→ **Stated task 1**
Please repeat the article on Marcus Robinson starting with "The New York-based" and going on through "Titanic Drawing Office.", changing "documentary" to "film".
→ **Stated task 2**
For each statement, say yes or no as to whether the article on Marcus Robinson supports it, and quote the words that decide it. (a) Robinson's father worked as a naval architect at Harland & Wolff. (b) Robinson is based in London. (c) Robinson's father worked at the Titanic Drawing Office.

→ **Passage given**
•••••

Life

Shared history of rebuilding

Marcus Robinson Bafta award winning film maker Rebuilding the World Trade Center was in Belfast. Picture by Bill Smyth   
Marcus Robinson Bafta award winning film maker Rebuilding the World Trade Center was in Belfast. Picture by Bill Smyth   Marcus Robinson Bafta award winning film maker Rebuilding the World Trade Center was in Belfast. Picture by Bill Smyth  

"THERE was something mysterious about it. You felt it was a world unto itself that wasn't open to the public. I used to be fascinated by that." This is how Marcus Robinson remembers Belfast's Titanic Quarter in the days when it was still home to the thriving ship-building industry that employed his late father, Norman, a naval architect at Harland & Wolff.

The New York-based artist, whose documentary Rebuilding The World Trade Center won the Bafta for Television Craft: Photography-Factual earlier this year, was back in Belfast this month to make a short film about the ongoing regeneration of the city's most famous industrial area.

"I used to be fascinated with what was happening around the place," recalls Robinson (54), who would often visit his father at the Titanic Drawing Office.

"I used to love to be involved with what was happening or to be able to film things. "As life went on, they let me in a few times to do paintings outside the shipyard. I painted a lot of the port of Belfast before some of the older more beautiful buildings were demolished. "There's something about the old rusty bollards and the cobblestones and the old tram tracks which gives the place so much character, it really speaks to my soul. "I get a lot of that from my dad. He used to love the slight dereliction, the slight ambiguity of a space that's not really the city, yet is within the city. In some ways it was like the soul of the city, to have such a productive area right at its heart."

•••••

→ **Material provided**
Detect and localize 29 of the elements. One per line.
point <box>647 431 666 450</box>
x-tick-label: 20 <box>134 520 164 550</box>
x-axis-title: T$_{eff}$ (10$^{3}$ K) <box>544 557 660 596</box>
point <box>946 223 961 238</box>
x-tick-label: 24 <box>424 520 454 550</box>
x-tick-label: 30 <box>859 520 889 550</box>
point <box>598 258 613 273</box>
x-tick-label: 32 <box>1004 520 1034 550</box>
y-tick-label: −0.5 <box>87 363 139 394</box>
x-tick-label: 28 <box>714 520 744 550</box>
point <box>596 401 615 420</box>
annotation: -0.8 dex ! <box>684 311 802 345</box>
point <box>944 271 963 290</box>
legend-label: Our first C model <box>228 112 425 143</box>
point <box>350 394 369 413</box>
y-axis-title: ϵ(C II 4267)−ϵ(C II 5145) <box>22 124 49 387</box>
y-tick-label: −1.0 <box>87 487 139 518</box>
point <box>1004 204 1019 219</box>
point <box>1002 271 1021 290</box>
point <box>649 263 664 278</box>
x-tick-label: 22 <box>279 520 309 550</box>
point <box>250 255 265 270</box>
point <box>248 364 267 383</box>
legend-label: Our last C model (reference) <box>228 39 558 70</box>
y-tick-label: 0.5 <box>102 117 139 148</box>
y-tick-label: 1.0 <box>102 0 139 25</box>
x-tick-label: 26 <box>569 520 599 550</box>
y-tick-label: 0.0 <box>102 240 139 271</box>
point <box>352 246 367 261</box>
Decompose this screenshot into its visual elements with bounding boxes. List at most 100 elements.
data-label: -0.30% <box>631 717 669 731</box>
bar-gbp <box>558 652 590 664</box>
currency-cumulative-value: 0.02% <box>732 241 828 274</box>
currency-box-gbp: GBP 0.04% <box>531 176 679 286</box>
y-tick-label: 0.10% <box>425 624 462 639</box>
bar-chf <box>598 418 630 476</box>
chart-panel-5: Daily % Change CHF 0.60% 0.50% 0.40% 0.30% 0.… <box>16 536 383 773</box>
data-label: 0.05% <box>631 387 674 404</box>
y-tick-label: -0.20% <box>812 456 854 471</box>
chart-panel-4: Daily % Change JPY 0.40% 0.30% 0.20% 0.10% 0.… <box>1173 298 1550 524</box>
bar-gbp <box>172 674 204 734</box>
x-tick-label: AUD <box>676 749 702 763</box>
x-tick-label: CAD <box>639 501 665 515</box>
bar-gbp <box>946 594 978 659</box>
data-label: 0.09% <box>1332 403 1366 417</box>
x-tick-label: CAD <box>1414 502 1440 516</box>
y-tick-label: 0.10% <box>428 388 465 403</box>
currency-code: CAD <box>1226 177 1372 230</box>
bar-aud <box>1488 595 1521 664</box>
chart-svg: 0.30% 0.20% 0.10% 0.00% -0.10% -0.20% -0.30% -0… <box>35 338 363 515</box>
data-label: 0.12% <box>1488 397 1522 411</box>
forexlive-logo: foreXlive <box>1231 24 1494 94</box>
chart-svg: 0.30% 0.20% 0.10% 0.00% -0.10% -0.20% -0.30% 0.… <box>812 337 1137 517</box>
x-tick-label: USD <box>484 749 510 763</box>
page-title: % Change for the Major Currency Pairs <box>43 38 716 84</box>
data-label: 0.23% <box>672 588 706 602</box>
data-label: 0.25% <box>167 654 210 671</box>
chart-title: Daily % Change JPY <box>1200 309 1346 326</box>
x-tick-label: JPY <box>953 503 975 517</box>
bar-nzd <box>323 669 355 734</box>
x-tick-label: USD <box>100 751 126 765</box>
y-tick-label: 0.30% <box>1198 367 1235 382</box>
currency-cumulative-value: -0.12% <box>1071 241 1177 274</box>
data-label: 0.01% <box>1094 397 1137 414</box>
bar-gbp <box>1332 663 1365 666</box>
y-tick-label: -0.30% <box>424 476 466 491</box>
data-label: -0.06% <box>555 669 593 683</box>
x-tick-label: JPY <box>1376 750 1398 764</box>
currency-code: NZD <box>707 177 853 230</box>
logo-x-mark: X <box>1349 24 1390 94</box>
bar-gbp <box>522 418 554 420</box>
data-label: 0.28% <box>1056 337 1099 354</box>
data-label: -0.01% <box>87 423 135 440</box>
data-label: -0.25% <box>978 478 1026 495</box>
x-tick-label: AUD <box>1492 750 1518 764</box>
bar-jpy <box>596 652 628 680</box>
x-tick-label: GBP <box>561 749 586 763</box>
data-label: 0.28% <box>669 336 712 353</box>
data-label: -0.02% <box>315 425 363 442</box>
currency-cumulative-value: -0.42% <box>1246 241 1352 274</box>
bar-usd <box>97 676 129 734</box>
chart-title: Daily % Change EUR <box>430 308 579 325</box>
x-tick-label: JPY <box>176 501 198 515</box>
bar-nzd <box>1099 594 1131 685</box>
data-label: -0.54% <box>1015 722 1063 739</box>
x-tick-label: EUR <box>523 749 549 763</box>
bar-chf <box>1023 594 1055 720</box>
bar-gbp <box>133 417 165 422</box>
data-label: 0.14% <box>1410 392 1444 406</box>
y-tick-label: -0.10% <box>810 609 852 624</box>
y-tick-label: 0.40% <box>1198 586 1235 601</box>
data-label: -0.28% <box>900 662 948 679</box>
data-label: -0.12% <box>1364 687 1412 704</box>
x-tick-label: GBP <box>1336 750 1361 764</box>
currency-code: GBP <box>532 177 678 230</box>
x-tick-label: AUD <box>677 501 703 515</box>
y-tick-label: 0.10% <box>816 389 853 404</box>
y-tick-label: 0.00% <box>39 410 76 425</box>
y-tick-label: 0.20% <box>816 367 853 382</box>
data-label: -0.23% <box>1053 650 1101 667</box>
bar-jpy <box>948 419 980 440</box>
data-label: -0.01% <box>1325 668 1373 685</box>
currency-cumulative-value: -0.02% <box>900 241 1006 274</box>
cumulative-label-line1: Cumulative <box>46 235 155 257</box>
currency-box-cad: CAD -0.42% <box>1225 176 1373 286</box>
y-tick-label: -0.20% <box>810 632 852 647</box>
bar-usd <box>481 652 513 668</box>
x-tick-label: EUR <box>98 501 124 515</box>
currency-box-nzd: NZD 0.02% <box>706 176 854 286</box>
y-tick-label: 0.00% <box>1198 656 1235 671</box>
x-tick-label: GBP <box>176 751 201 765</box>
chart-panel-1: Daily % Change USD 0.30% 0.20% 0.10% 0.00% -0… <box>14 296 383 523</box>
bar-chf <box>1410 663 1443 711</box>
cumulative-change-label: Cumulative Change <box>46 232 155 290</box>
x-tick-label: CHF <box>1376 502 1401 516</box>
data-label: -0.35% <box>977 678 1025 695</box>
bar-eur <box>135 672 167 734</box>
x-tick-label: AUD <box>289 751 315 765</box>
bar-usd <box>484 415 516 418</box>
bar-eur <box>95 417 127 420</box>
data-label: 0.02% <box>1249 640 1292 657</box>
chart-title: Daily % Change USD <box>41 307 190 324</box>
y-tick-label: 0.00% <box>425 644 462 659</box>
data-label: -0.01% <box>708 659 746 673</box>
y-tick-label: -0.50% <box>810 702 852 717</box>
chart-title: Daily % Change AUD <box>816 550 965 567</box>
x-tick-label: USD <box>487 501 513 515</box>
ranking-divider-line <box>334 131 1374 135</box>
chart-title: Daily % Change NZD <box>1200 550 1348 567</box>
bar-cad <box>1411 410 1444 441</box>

•••••

→ **Full response 1**
The New York-based artist, whose film Rebuilding The World Trade Center won the Bafta for Television Craft: Photography-Factual earlier this year, was back in Belfast this month to make a short film about the ongoing regeneration of the city's most famous industrial area.

"I used to be fascinated with what was happening around the place," recalls Robinson (54), who would often visit his father at the Titanic Drawing Office.

→ **Full response 2**
(a) Yes: "employed his late father, Norman, a naval architect at Harland & Wolff."
(b) No: "The New York-based artist."
(c) Yes: "who would often visit his father at the Titanic Drawing Office."